> _AIM_:
In the records that follow, show each line where the word "title" is present.
─── EXCERPTED DATA
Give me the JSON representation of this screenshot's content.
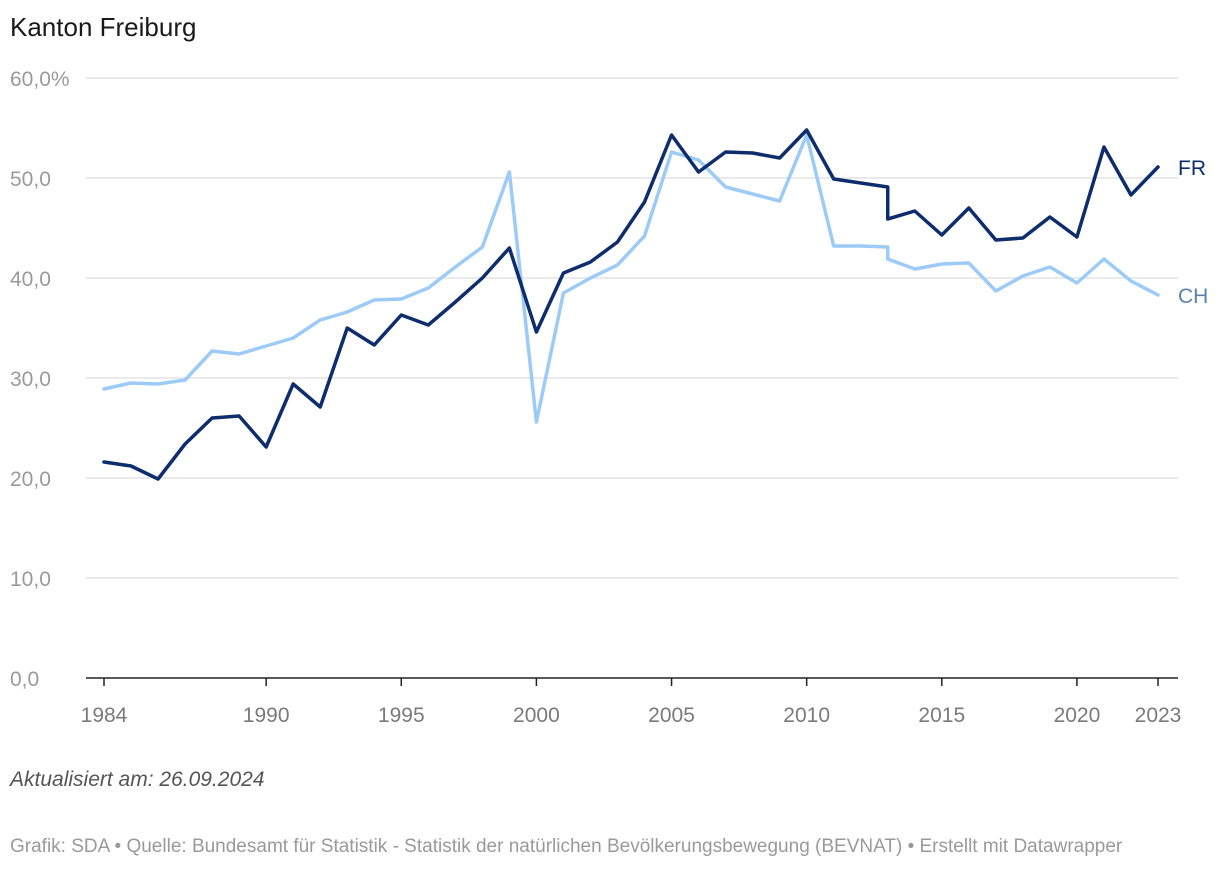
{
  "title": "Kanton Freiburg",
  "updated": "Aktualisiert am: 26.09.2024",
  "footer": "Grafik: SDA • Quelle: Bundesamt für Statistik - Statistik der natürlichen Bevölkerungsbewegung (BEVNAT) • Erstellt mit Datawrapper",
  "chart_data": {
    "type": "line",
    "title": "Kanton Freiburg",
    "xlabel": "",
    "ylabel": "",
    "ylim": [
      0,
      60
    ],
    "xlim": [
      1984,
      2023
    ],
    "y_ticks": [
      0,
      10,
      20,
      30,
      40,
      50,
      60
    ],
    "y_tick_labels": [
      "0,0",
      "10,0",
      "20,0",
      "30,0",
      "40,0",
      "50,0",
      "60,0%"
    ],
    "x_ticks": [
      1984,
      1990,
      1995,
      2000,
      2005,
      2010,
      2015,
      2020,
      2023
    ],
    "x_tick_labels": [
      "1984",
      "1990",
      "1995",
      "2000",
      "2005",
      "2010",
      "2015",
      "2020",
      "2023"
    ],
    "grid": true,
    "series": [
      {
        "name": "CH",
        "color": "#9ccbf7",
        "points": [
          [
            1984,
            28.9
          ],
          [
            1985,
            29.5
          ],
          [
            1986,
            29.4
          ],
          [
            1987,
            29.8
          ],
          [
            1988,
            32.7
          ],
          [
            1989,
            32.4
          ],
          [
            1990,
            33.2
          ],
          [
            1991,
            34.0
          ],
          [
            1992,
            35.8
          ],
          [
            1993,
            36.6
          ],
          [
            1994,
            37.8
          ],
          [
            1995,
            37.9
          ],
          [
            1996,
            39.0
          ],
          [
            1997,
            41.1
          ],
          [
            1998,
            43.1
          ],
          [
            1999,
            50.6
          ],
          [
            2000,
            25.6
          ],
          [
            2001,
            38.5
          ],
          [
            2002,
            40.0
          ],
          [
            2003,
            41.3
          ],
          [
            2004,
            44.2
          ],
          [
            2005,
            52.6
          ],
          [
            2006,
            51.8
          ],
          [
            2007,
            49.1
          ],
          [
            2008,
            48.4
          ],
          [
            2009,
            47.7
          ],
          [
            2010,
            54.3
          ],
          [
            2011,
            43.2
          ],
          [
            2012,
            43.2
          ],
          [
            2013,
            43.1
          ],
          [
            2013,
            41.9
          ],
          [
            2014,
            40.9
          ],
          [
            2015,
            41.4
          ],
          [
            2016,
            41.5
          ],
          [
            2017,
            38.7
          ],
          [
            2018,
            40.2
          ],
          [
            2019,
            41.1
          ],
          [
            2020,
            39.5
          ],
          [
            2021,
            41.9
          ],
          [
            2022,
            39.7
          ],
          [
            2023,
            38.3
          ]
        ]
      },
      {
        "name": "FR",
        "color": "#0d2d6c",
        "points": [
          [
            1984,
            21.6
          ],
          [
            1985,
            21.2
          ],
          [
            1986,
            19.9
          ],
          [
            1987,
            23.4
          ],
          [
            1988,
            26.0
          ],
          [
            1989,
            26.2
          ],
          [
            1990,
            23.1
          ],
          [
            1991,
            29.4
          ],
          [
            1992,
            27.1
          ],
          [
            1993,
            35.0
          ],
          [
            1994,
            33.3
          ],
          [
            1995,
            36.3
          ],
          [
            1996,
            35.3
          ],
          [
            1997,
            37.6
          ],
          [
            1998,
            40.0
          ],
          [
            1999,
            43.0
          ],
          [
            2000,
            34.6
          ],
          [
            2001,
            40.5
          ],
          [
            2002,
            41.6
          ],
          [
            2003,
            43.6
          ],
          [
            2004,
            47.6
          ],
          [
            2005,
            54.3
          ],
          [
            2006,
            50.6
          ],
          [
            2007,
            52.6
          ],
          [
            2008,
            52.5
          ],
          [
            2009,
            52.0
          ],
          [
            2010,
            54.8
          ],
          [
            2011,
            49.9
          ],
          [
            2012,
            49.5
          ],
          [
            2013,
            49.1
          ],
          [
            2013,
            45.9
          ],
          [
            2014,
            46.7
          ],
          [
            2015,
            44.3
          ],
          [
            2016,
            47.0
          ],
          [
            2017,
            43.8
          ],
          [
            2018,
            44.0
          ],
          [
            2019,
            46.1
          ],
          [
            2020,
            44.1
          ],
          [
            2021,
            53.1
          ],
          [
            2022,
            48.3
          ],
          [
            2023,
            51.1
          ]
        ]
      }
    ]
  }
}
──────
> _THE RESPONSE_:
  "title": "Kanton Freiburg",
    "title": "Kanton Freiburg",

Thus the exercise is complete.